#### WHAT YOU WILL DO
Return every entry exactly as written.

#### Extracted records
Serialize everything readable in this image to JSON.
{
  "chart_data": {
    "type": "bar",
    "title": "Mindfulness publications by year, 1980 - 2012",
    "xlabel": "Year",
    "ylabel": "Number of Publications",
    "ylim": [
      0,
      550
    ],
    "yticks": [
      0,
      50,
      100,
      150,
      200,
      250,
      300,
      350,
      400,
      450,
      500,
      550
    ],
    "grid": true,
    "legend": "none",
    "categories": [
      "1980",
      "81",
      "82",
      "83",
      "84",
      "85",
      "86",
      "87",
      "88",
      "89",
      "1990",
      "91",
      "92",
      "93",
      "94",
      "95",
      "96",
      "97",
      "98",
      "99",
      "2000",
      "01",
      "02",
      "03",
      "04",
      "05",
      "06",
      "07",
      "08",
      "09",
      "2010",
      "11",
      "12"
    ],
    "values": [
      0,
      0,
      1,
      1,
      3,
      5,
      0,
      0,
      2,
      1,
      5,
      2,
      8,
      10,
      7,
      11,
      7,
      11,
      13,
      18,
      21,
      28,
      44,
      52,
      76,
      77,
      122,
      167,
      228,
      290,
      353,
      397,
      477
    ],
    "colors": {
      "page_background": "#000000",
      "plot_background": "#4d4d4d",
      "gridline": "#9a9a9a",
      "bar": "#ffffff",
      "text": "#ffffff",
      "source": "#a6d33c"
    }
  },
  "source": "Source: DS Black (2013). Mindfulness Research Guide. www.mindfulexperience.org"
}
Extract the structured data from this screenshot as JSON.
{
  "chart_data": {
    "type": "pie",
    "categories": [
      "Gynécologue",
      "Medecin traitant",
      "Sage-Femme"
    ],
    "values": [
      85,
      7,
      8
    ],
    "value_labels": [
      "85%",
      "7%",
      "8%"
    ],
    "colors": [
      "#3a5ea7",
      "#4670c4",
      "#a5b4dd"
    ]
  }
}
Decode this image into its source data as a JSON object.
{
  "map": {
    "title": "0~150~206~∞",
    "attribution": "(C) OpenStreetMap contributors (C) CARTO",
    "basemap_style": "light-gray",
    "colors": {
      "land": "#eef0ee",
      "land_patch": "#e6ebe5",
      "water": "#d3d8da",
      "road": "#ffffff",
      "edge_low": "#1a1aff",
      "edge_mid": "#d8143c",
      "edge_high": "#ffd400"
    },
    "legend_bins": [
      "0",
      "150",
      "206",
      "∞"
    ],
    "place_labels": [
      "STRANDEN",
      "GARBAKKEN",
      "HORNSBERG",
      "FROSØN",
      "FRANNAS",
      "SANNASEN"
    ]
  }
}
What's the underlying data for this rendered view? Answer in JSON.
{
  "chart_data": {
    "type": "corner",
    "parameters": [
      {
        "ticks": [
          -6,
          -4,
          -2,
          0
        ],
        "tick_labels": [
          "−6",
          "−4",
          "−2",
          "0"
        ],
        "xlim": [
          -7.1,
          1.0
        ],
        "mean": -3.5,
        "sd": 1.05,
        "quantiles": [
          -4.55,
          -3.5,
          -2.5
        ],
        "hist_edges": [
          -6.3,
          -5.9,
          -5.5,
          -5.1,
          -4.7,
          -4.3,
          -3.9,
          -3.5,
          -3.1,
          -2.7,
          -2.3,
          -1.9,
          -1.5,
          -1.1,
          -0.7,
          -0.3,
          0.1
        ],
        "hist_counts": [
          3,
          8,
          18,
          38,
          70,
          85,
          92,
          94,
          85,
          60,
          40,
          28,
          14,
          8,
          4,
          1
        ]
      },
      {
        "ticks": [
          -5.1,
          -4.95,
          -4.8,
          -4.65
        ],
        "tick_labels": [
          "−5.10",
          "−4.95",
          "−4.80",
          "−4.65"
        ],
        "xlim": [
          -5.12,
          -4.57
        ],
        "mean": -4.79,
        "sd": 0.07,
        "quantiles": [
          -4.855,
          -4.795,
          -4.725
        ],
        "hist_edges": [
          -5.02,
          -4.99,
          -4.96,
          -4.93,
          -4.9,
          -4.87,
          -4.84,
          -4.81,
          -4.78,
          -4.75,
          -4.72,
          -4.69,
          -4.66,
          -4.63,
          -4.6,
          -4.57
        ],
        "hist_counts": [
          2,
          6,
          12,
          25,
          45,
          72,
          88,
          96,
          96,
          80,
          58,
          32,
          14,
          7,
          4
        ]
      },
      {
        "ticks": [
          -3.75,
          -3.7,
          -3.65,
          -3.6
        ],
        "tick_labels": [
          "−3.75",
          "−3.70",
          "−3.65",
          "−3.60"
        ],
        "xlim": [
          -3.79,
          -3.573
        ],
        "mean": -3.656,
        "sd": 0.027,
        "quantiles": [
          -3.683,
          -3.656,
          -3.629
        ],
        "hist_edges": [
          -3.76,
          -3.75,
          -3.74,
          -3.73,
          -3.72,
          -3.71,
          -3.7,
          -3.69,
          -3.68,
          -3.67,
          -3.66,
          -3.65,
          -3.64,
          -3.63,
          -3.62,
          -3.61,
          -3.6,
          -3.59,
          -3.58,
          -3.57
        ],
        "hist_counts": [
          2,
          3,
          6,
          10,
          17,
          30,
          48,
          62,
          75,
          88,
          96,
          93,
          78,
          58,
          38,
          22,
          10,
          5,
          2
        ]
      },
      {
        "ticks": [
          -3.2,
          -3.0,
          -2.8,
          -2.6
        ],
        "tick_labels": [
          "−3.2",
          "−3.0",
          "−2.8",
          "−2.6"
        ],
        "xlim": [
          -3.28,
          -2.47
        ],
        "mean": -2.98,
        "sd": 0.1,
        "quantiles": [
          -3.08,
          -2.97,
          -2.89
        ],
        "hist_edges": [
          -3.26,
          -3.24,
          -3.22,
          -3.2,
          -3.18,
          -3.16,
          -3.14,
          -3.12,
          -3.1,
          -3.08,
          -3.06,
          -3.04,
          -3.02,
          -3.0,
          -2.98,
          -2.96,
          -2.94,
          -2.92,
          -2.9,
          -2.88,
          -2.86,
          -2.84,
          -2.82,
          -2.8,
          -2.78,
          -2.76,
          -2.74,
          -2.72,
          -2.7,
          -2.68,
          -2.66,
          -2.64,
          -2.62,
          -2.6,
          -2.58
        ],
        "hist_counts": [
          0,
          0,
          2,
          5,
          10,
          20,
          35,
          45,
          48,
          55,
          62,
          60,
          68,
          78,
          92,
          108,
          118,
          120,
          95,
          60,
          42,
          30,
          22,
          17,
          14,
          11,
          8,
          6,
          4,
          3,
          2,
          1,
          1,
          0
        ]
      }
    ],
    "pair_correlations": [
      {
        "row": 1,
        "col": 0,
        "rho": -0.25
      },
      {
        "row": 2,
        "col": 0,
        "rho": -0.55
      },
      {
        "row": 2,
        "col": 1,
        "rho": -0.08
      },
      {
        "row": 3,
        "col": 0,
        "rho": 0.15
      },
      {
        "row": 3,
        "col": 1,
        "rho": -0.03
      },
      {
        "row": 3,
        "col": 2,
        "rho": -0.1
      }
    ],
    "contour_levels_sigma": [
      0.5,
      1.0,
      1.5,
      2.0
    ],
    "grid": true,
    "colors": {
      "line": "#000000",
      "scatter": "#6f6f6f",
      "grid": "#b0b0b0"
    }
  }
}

#### SOLUTION
Serialize everything readable in this image to JSON.
{
  "chart_data": {
    "type": "bar",
    "title": "Mindfulness publications by year, 1980 - 2012",
    "xlabel": "Year",
    "ylabel": "Number of Publications",
    "ylim": [
      0,
      550
    ],
    "yticks": [
      0,
      50,
      100,
      150,
      200,
      250,
      300,
      350,
      400,
      450,
      500,
      550
    ],
    "grid": true,
    "legend": "none",
    "categories": [
      "1980",
      "81",
      "82",
      "83",
      "84",
      "85",
      "86",
      "87",
      "88",
      "89",
      "1990",
      "91",
      "92",
      "93",
      "94",
      "95",
      "96",
      "97",
      "98",
      "99",
      "2000",
      "01",
      "02",
      "03",
      "04",
      "05",
      "06",
      "07",
      "08",
      "09",
      "2010",
      "11",
      "12"
    ],
    "values": [
      0,
      0,
      1,
      1,
      3,
      5,
      0,
      0,
      2,
      1,
      5,
      2,
      8,
      10,
      7,
      11,
      7,
      11,
      13,
      18,
      21,
      28,
      44,
      52,
      76,
      77,
      122,
      167,
      228,
      290,
      353,
      397,
      477
    ],
    "colors": {
      "page_background": "#000000",
      "plot_background": "#4d4d4d",
      "gridline": "#9a9a9a",
      "bar": "#ffffff",
      "text": "#ffffff",
      "source": "#a6d33c"
    }
  },
  "source": "Source: DS Black (2013). Mindfulness Research Guide. www.mindfulexperience.org"
}
Extract the structured data from this screenshot as JSON.
{
  "chart_data": {
    "type": "pie",
    "categories": [
      "Gynécologue",
      "Medecin traitant",
      "Sage-Femme"
    ],
    "values": [
      85,
      7,
      8
    ],
    "value_labels": [
      "85%",
      "7%",
      "8%"
    ],
    "colors": [
      "#3a5ea7",
      "#4670c4",
      "#a5b4dd"
    ]
  }
}
Decode this image into its source data as a JSON object.
{
  "map": {
    "title": "0~150~206~∞",
    "attribution": "(C) OpenStreetMap contributors (C) CARTO",
    "basemap_style": "light-gray",
    "colors": {
      "land": "#eef0ee",
      "land_patch": "#e6ebe5",
      "water": "#d3d8da",
      "road": "#ffffff",
      "edge_low": "#1a1aff",
      "edge_mid": "#d8143c",
      "edge_high": "#ffd400"
    },
    "legend_bins": [
      "0",
      "150",
      "206",
      "∞"
    ],
    "place_labels": [
      "STRANDEN",
      "GARBAKKEN",
      "HORNSBERG",
      "FROSØN",
      "FRANNAS",
      "SANNASEN"
    ]
  }
}
What's the underlying data for this rendered view? Answer in JSON.
{
  "chart_data": {
    "type": "corner",
    "parameters": [
      {
        "ticks": [
          -6,
          -4,
          -2,
          0
        ],
        "tick_labels": [
          "−6",
          "−4",
          "−2",
          "0"
        ],
        "xlim": [
          -7.1,
          1.0
        ],
        "mean": -3.5,
        "sd": 1.05,
        "quantiles": [
          -4.55,
          -3.5,
          -2.5
        ],
        "hist_edges": [
          -6.3,
          -5.9,
          -5.5,
          -5.1,
          -4.7,
          -4.3,
          -3.9,
          -3.5,
          -3.1,
          -2.7,
          -2.3,
          -1.9,
          -1.5,
          -1.1,
          -0.7,
          -0.3,
          0.1
        ],
        "hist_counts": [
          3,
          8,
          18,
          38,
          70,
          85,
          92,
          94,
          85,
          60,
          40,
          28,
          14,
          8,
          4,
          1
        ]
      },
      {
        "ticks": [
          -5.1,
          -4.95,
          -4.8,
          -4.65
        ],
        "tick_labels": [
          "−5.10",
          "−4.95",
          "−4.80",
          "−4.65"
        ],
        "xlim": [
          -5.12,
          -4.57
        ],
        "mean": -4.79,
        "sd": 0.07,
        "quantiles": [
          -4.855,
          -4.795,
          -4.725
        ],
        "hist_edges": [
          -5.02,
          -4.99,
          -4.96,
          -4.93,
          -4.9,
          -4.87,
          -4.84,
          -4.81,
          -4.78,
          -4.75,
          -4.72,
          -4.69,
          -4.66,
          -4.63,
          -4.6,
          -4.57
        ],
        "hist_counts": [
          2,
          6,
          12,
          25,
          45,
          72,
          88,
          96,
          96,
          80,
          58,
          32,
          14,
          7,
          4
        ]
      },
      {
        "ticks": [
          -3.75,
          -3.7,
          -3.65,
          -3.6
        ],
        "tick_labels": [
          "−3.75",
          "−3.70",
          "−3.65",
          "−3.60"
        ],
        "xlim": [
          -3.79,
          -3.573
        ],
        "mean": -3.656,
        "sd": 0.027,
        "quantiles": [
          -3.683,
          -3.656,
          -3.629
        ],
        "hist_edges": [
          -3.76,
          -3.75,
          -3.74,
          -3.73,
          -3.72,
          -3.71,
          -3.7,
          -3.69,
          -3.68,
          -3.67,
          -3.66,
          -3.65,
          -3.64,
          -3.63,
          -3.62,
          -3.61,
          -3.6,
          -3.59,
          -3.58,
          -3.57
        ],
        "hist_counts": [
          2,
          3,
          6,
          10,
          17,
          30,
          48,
          62,
          75,
          88,
          96,
          93,
          78,
          58,
          38,
          22,
          10,
          5,
          2
        ]
      },
      {
        "ticks": [
          -3.2,
          -3.0,
          -2.8,
          -2.6
        ],
        "tick_labels": [
          "−3.2",
          "−3.0",
          "−2.8",
          "−2.6"
        ],
        "xlim": [
          -3.28,
          -2.47
        ],
        "mean": -2.98,
        "sd": 0.1,
        "quantiles": [
          -3.08,
          -2.97,
          -2.89
        ],
        "hist_edges": [
          -3.26,
          -3.24,
          -3.22,
          -3.2,
          -3.18,
          -3.16,
          -3.14,
          -3.12,
          -3.1,
          -3.08,
          -3.06,
          -3.04,
          -3.02,
          -3.0,
          -2.98,
          -2.96,
          -2.94,
          -2.92,
          -2.9,
          -2.88,
          -2.86,
          -2.84,
          -2.82,
          -2.8,
          -2.78,
          -2.76,
          -2.74,
          -2.72,
          -2.7,
          -2.68,
          -2.66,
          -2.64,
          -2.62,
          -2.6,
          -2.58
        ],
        "hist_counts": [
          0,
          0,
          2,
          5,
          10,
          20,
          35,
          45,
          48,
          55,
          62,
          60,
          68,
          78,
          92,
          108,
          118,
          120,
          95,
          60,
          42,
          30,
          22,
          17,
          14,
          11,
          8,
          6,
          4,
          3,
          2,
          1,
          1,
          0
        ]
      }
    ],
    "pair_correlations": [
      {
        "row": 1,
        "col": 0,
        "rho": -0.25
      },
      {
        "row": 2,
        "col": 0,
        "rho": -0.55
      },
      {
        "row": 2,
        "col": 1,
        "rho": -0.08
      },
      {
        "row": 3,
        "col": 0,
        "rho": 0.15
      },
      {
        "row": 3,
        "col": 1,
        "rho": -0.03
      },
      {
        "row": 3,
        "col": 2,
        "rho": -0.1
      }
    ],
    "contour_levels_sigma": [
      0.5,
      1.0,
      1.5,
      2.0
    ],
    "grid": true,
    "colors": {
      "line": "#000000",
      "scatter": "#6f6f6f",
      "grid": "#b0b0b0"
    }
  }
}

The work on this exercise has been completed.